(Figure dataset records)

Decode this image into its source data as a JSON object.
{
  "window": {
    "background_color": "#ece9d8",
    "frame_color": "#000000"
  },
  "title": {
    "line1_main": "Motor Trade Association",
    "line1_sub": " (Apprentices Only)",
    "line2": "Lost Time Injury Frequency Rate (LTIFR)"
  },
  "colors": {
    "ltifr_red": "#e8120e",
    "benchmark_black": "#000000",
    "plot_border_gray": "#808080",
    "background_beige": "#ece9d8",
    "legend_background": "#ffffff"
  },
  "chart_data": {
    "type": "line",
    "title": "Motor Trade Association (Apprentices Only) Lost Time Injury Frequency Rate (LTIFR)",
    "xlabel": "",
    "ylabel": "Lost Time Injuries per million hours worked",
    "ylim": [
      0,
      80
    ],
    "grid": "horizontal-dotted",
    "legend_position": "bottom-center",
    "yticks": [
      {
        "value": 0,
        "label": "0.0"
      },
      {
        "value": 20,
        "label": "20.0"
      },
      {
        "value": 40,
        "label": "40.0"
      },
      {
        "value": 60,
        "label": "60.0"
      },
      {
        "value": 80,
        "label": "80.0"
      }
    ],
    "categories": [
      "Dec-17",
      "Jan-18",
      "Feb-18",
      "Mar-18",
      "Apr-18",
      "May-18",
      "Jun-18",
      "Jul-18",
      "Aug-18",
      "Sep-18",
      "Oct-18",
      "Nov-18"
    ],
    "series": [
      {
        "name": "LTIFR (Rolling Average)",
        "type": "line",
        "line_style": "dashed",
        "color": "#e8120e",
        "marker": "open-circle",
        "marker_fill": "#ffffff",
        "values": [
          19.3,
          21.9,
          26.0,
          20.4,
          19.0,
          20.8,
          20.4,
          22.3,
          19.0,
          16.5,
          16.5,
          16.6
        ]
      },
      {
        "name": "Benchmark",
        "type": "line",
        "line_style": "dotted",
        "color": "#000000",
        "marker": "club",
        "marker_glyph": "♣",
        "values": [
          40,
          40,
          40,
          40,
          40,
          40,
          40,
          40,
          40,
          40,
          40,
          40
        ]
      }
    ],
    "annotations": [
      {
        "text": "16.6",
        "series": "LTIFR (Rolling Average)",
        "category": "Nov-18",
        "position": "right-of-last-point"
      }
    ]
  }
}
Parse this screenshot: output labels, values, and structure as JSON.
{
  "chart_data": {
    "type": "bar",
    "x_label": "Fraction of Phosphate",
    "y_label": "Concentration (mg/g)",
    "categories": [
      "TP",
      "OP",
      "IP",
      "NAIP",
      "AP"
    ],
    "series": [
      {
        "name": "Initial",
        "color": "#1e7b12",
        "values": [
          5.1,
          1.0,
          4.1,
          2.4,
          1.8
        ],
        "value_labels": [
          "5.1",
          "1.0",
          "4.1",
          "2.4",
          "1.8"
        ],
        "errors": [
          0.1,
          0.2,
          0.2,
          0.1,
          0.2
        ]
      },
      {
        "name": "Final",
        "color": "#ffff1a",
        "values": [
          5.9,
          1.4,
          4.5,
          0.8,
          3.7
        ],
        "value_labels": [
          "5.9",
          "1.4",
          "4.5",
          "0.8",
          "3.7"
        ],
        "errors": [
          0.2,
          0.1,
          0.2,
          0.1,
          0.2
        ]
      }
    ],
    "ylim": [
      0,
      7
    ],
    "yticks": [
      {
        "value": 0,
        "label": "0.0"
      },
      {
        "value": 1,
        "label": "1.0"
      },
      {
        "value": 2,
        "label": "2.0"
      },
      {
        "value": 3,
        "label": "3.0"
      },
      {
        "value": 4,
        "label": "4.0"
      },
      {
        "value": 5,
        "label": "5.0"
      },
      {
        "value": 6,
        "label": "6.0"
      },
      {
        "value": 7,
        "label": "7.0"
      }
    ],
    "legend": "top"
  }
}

TASK OBJECTIVE:
Reproduce the complete set of lines precisely as supplied.

TASK ANSWER:
Decode this image into its source data as a JSON object.
{
  "window": {
    "background_color": "#ece9d8",
    "frame_color": "#000000"
  },
  "title": {
    "line1_main": "Motor Trade Association",
    "line1_sub": " (Apprentices Only)",
    "line2": "Lost Time Injury Frequency Rate (LTIFR)"
  },
  "colors": {
    "ltifr_red": "#e8120e",
    "benchmark_black": "#000000",
    "plot_border_gray": "#808080",
    "background_beige": "#ece9d8",
    "legend_background": "#ffffff"
  },
  "chart_data": {
    "type": "line",
    "title": "Motor Trade Association (Apprentices Only) Lost Time Injury Frequency Rate (LTIFR)",
    "xlabel": "",
    "ylabel": "Lost Time Injuries per million hours worked",
    "ylim": [
      0,
      80
    ],
    "grid": "horizontal-dotted",
    "legend_position": "bottom-center",
    "yticks": [
      {
        "value": 0,
        "label": "0.0"
      },
      {
        "value": 20,
        "label": "20.0"
      },
      {
        "value": 40,
        "label": "40.0"
      },
      {
        "value": 60,
        "label": "60.0"
      },
      {
        "value": 80,
        "label": "80.0"
      }
    ],
    "categories": [
      "Dec-17",
      "Jan-18",
      "Feb-18",
      "Mar-18",
      "Apr-18",
      "May-18",
      "Jun-18",
      "Jul-18",
      "Aug-18",
      "Sep-18",
      "Oct-18",
      "Nov-18"
    ],
    "series": [
      {
        "name": "LTIFR (Rolling Average)",
        "type": "line",
        "line_style": "dashed",
        "color": "#e8120e",
        "marker": "open-circle",
        "marker_fill": "#ffffff",
        "values": [
          19.3,
          21.9,
          26.0,
          20.4,
          19.0,
          20.8,
          20.4,
          22.3,
          19.0,
          16.5,
          16.5,
          16.6
        ]
      },
      {
        "name": "Benchmark",
        "type": "line",
        "line_style": "dotted",
        "color": "#000000",
        "marker": "club",
        "marker_glyph": "♣",
        "values": [
          40,
          40,
          40,
          40,
          40,
          40,
          40,
          40,
          40,
          40,
          40,
          40
        ]
      }
    ],
    "annotations": [
      {
        "text": "16.6",
        "series": "LTIFR (Rolling Average)",
        "category": "Nov-18",
        "position": "right-of-last-point"
      }
    ]
  }
}
Parse this screenshot: output labels, values, and structure as JSON.
{
  "chart_data": {
    "type": "bar",
    "x_label": "Fraction of Phosphate",
    "y_label": "Concentration (mg/g)",
    "categories": [
      "TP",
      "OP",
      "IP",
      "NAIP",
      "AP"
    ],
    "series": [
      {
        "name": "Initial",
        "color": "#1e7b12",
        "values": [
          5.1,
          1.0,
          4.1,
          2.4,
          1.8
        ],
        "value_labels": [
          "5.1",
          "1.0",
          "4.1",
          "2.4",
          "1.8"
        ],
        "errors": [
          0.1,
          0.2,
          0.2,
          0.1,
          0.2
        ]
      },
      {
        "name": "Final",
        "color": "#ffff1a",
        "values": [
          5.9,
          1.4,
          4.5,
          0.8,
          3.7
        ],
        "value_labels": [
          "5.9",
          "1.4",
          "4.5",
          "0.8",
          "3.7"
        ],
        "errors": [
          0.2,
          0.1,
          0.2,
          0.1,
          0.2
        ]
      }
    ],
    "ylim": [
      0,
      7
    ],
    "yticks": [
      {
        "value": 0,
        "label": "0.0"
      },
      {
        "value": 1,
        "label": "1.0"
      },
      {
        "value": 2,
        "label": "2.0"
      },
      {
        "value": 3,
        "label": "3.0"
      },
      {
        "value": 4,
        "label": "4.0"
      },
      {
        "value": 5,
        "label": "5.0"
      },
      {
        "value": 6,
        "label": "6.0"
      },
      {
        "value": 7,
        "label": "7.0"
      }
    ],
    "legend": "top"
  }
}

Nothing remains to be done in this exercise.